Write every entry out again exactly, please, and skip the pictures.

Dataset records
------------------------------------
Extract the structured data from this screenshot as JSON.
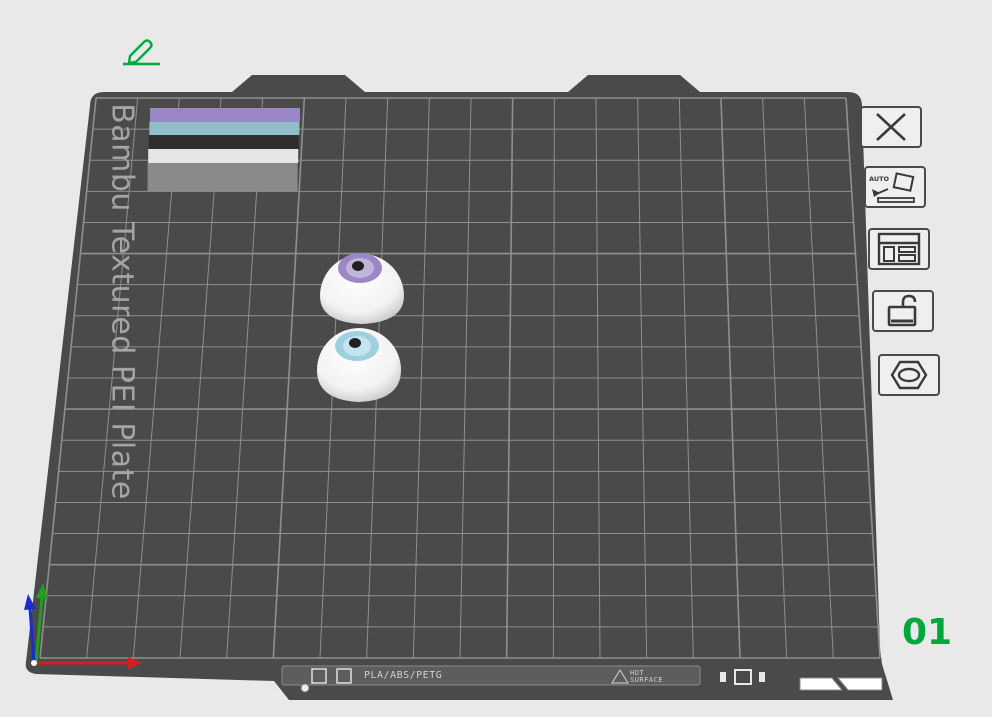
{
  "plate": {
    "label": "Bambu Textured PEI Plate",
    "number": "01",
    "material_text": "PLA/ABS/PETG",
    "hot_line1": "HOT",
    "hot_line2": "SURFACE"
  },
  "toolbar": [
    {
      "id": "close",
      "icon": "close-x-icon"
    },
    {
      "id": "auto-orient",
      "icon": "auto-orient-icon",
      "badge": "AUTO"
    },
    {
      "id": "arrange",
      "icon": "arrange-layout-icon"
    },
    {
      "id": "lock",
      "icon": "unlock-icon"
    },
    {
      "id": "settings",
      "icon": "hex-nut-icon"
    }
  ],
  "colors": {
    "plate": "#4a4a4a",
    "grid": "#8f8f8f",
    "accent_green": "#00a83c",
    "axis_x": "#d62020",
    "axis_y": "#20a020",
    "axis_z": "#1a2bd0",
    "iris_purple": "#9b86c6",
    "iris_blue": "#9ed0df"
  },
  "wipe_tower_layers": [
    "#9b86c6",
    "#8fc0c8",
    "#2e2e2e",
    "#e6e6e6",
    "#8a8a8a"
  ]
}
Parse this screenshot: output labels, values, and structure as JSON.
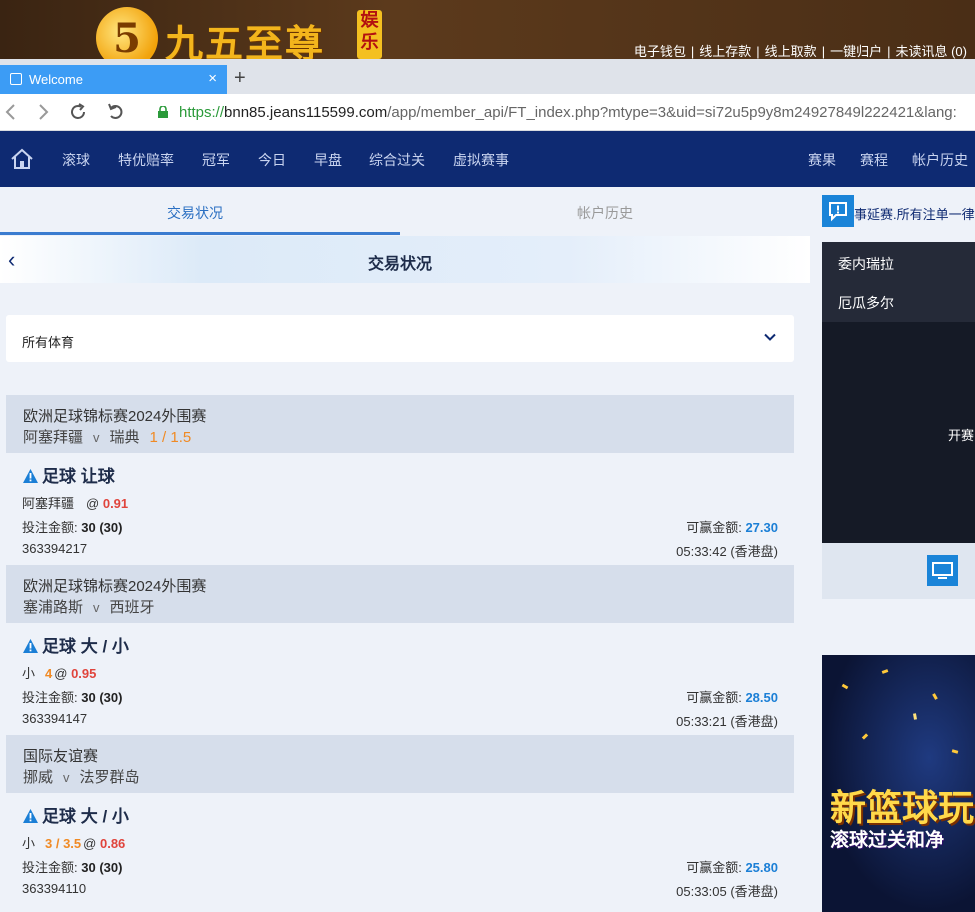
{
  "banner": {
    "logo_glyph": "5",
    "logo_text": "九五至尊",
    "badge_text": "娱乐",
    "links": [
      "电子钱包",
      "线上存款",
      "线上取款",
      "一键归户",
      "未读讯息 (0)"
    ]
  },
  "browser": {
    "tab_title": "Welcome",
    "tab_close": "×",
    "new_tab": "+",
    "url_proto": "https://",
    "url_host": "bnn85.jeans115599.com",
    "url_path": "/app/member_api/FT_index.php?mtype=3&uid=si72u5p9y8m24927849l222421&lang:"
  },
  "nav": {
    "left_items": [
      "滚球",
      "特优赔率",
      "冠军",
      "今日",
      "早盘",
      "综合过关",
      "虚拟赛事"
    ],
    "right_items": [
      "赛果",
      "赛程",
      "帐户历史"
    ]
  },
  "subtabs": {
    "active": "交易状况",
    "inactive": "帐户历史"
  },
  "page": {
    "title": "交易状况",
    "back": "‹"
  },
  "filter": {
    "label": "所有体育"
  },
  "bets": [
    {
      "league": "欧洲足球锦标赛2024外围赛",
      "home": "阿塞拜疆",
      "vs": "v",
      "away": "瑞典",
      "handicap": "1 / 1.5",
      "type": "足球 让球",
      "selection": "阿塞拜疆",
      "line": "",
      "at": "@",
      "odds": "0.91",
      "stake_label": "投注金额:",
      "stake": "30 (30)",
      "win_label": "可赢金额:",
      "win": "27.30",
      "ticket_id": "363394217",
      "time": "05:33:42 (香港盘)"
    },
    {
      "league": "欧洲足球锦标赛2024外围赛",
      "home": "塞浦路斯",
      "vs": "v",
      "away": "西班牙",
      "handicap": "",
      "type": "足球 大 / 小",
      "selection": "小",
      "line": "4",
      "at": "@",
      "odds": "0.95",
      "stake_label": "投注金额:",
      "stake": "30 (30)",
      "win_label": "可赢金额:",
      "win": "28.50",
      "ticket_id": "363394147",
      "time": "05:33:21 (香港盘)"
    },
    {
      "league": "国际友谊赛",
      "home": "挪威",
      "vs": "v",
      "away": "法罗群岛",
      "handicap": "",
      "type": "足球 大 / 小",
      "selection": "小",
      "line": "3 / 3.5",
      "at": "@",
      "odds": "0.86",
      "stake_label": "投注金额:",
      "stake": "30 (30)",
      "win_label": "可赢金额:",
      "win": "25.80",
      "ticket_id": "363394110",
      "time": "05:33:05 (香港盘)"
    }
  ],
  "right_panel": {
    "notice": "事延赛.所有注单一律",
    "team_a": "委内瑞拉",
    "team_b": "厄瓜多尔",
    "start_text": "开赛",
    "promo_big": "新篮球玩",
    "promo_small": "滚球过关和净"
  },
  "colors": {
    "nav_bg": "#0e2a72",
    "accent_blue": "#1b7fd6",
    "odds_red": "#e0443c",
    "line_orange": "#f08a24",
    "card_head": "#d6deeb"
  }
}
------------------------------------
## EXERCISE RESPONSE:
Extract the structured data from this screenshot as JSON.
{
  "plate": {
    "label": "Bambu Textured PEI Plate",
    "number": "01",
    "material_text": "PLA/ABS/PETG",
    "hot_line1": "HOT",
    "hot_line2": "SURFACE"
  },
  "toolbar": [
    {
      "id": "close",
      "icon": "close-x-icon"
    },
    {
      "id": "auto-orient",
      "icon": "auto-orient-icon",
      "badge": "AUTO"
    },
    {
      "id": "arrange",
      "icon": "arrange-layout-icon"
    },
    {
      "id": "lock",
      "icon": "unlock-icon"
    },
    {
      "id": "settings",
      "icon": "hex-nut-icon"
    }
  ],
  "colors": {
    "plate": "#4a4a4a",
    "grid": "#8f8f8f",
    "accent_green": "#00a83c",
    "axis_x": "#d62020",
    "axis_y": "#20a020",
    "axis_z": "#1a2bd0",
    "iris_purple": "#9b86c6",
    "iris_blue": "#9ed0df"
  },
  "wipe_tower_layers": [
    "#9b86c6",
    "#8fc0c8",
    "#2e2e2e",
    "#e6e6e6",
    "#8a8a8a"
  ]
}
Parse this screenshot: output labels, values, and structure as JSON.
{
  "banner": {
    "logo_glyph": "5",
    "logo_text": "九五至尊",
    "badge_text": "娱乐",
    "links": [
      "电子钱包",
      "线上存款",
      "线上取款",
      "一键归户",
      "未读讯息 (0)"
    ]
  },
  "browser": {
    "tab_title": "Welcome",
    "tab_close": "×",
    "new_tab": "+",
    "url_proto": "https://",
    "url_host": "bnn85.jeans115599.com",
    "url_path": "/app/member_api/FT_index.php?mtype=3&uid=si72u5p9y8m24927849l222421&lang:"
  },
  "nav": {
    "left_items": [
      "滚球",
      "特优赔率",
      "冠军",
      "今日",
      "早盘",
      "综合过关",
      "虚拟赛事"
    ],
    "right_items": [
      "赛果",
      "赛程",
      "帐户历史"
    ]
  },
  "subtabs": {
    "active": "交易状况",
    "inactive": "帐户历史"
  },
  "page": {
    "title": "交易状况",
    "back": "‹"
  },
  "filter": {
    "label": "所有体育"
  },
  "bets": [
    {
      "league": "欧洲足球锦标赛2024外围赛",
      "home": "阿塞拜疆",
      "vs": "v",
      "away": "瑞典",
      "handicap": "1 / 1.5",
      "type": "足球 让球",
      "selection": "阿塞拜疆",
      "line": "",
      "at": "@",
      "odds": "0.91",
      "stake_label": "投注金额:",
      "stake": "30 (30)",
      "win_label": "可赢金额:",
      "win": "27.30",
      "ticket_id": "363394217",
      "time": "05:33:42 (香港盘)"
    },
    {
      "league": "欧洲足球锦标赛2024外围赛",
      "home": "塞浦路斯",
      "vs": "v",
      "away": "西班牙",
      "handicap": "",
      "type": "足球 大 / 小",
      "selection": "小",
      "line": "4",
      "at": "@",
      "odds": "0.95",
      "stake_label": "投注金额:",
      "stake": "30 (30)",
      "win_label": "可赢金额:",
      "win": "28.50",
      "ticket_id": "363394147",
      "time": "05:33:21 (香港盘)"
    },
    {
      "league": "国际友谊赛",
      "home": "挪威",
      "vs": "v",
      "away": "法罗群岛",
      "handicap": "",
      "type": "足球 大 / 小",
      "selection": "小",
      "line": "3 / 3.5",
      "at": "@",
      "odds": "0.86",
      "stake_label": "投注金额:",
      "stake": "30 (30)",
      "win_label": "可赢金额:",
      "win": "25.80",
      "ticket_id": "363394110",
      "time": "05:33:05 (香港盘)"
    }
  ],
  "right_panel": {
    "notice": "事延赛.所有注单一律",
    "team_a": "委内瑞拉",
    "team_b": "厄瓜多尔",
    "start_text": "开赛",
    "promo_big": "新篮球玩",
    "promo_small": "滚球过关和净"
  },
  "colors": {
    "nav_bg": "#0e2a72",
    "accent_blue": "#1b7fd6",
    "odds_red": "#e0443c",
    "line_orange": "#f08a24",
    "card_head": "#d6deeb"
  }
}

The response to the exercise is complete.